- GIVEN EXERCISE: Your answer should be only a number: how many lines include the word "following".

- RECORDS SHOWN:
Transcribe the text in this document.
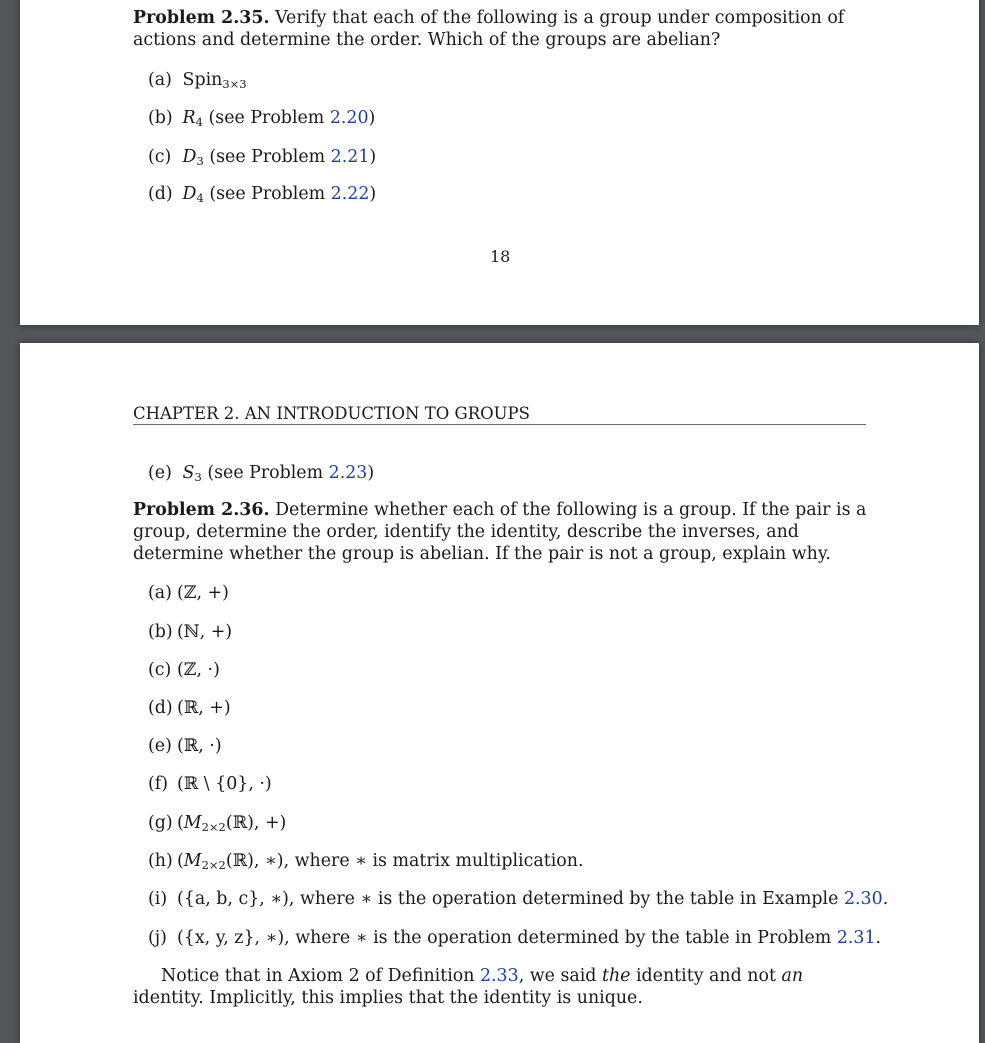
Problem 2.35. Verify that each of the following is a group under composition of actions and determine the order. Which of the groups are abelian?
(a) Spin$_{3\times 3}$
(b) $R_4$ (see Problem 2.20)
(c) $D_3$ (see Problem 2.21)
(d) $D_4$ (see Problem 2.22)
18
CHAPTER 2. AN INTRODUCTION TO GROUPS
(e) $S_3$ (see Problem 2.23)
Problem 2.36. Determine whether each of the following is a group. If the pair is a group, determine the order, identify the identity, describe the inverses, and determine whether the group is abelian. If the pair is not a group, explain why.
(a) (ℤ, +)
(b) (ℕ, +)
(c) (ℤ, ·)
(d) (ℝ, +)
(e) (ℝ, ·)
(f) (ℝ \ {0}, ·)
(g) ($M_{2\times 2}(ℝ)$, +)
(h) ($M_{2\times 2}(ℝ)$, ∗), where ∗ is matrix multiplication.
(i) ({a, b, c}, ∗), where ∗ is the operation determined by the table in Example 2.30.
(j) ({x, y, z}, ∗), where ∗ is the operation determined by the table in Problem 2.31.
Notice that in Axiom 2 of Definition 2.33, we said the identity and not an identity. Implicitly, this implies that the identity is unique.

- WRITTEN RESPONSE: 2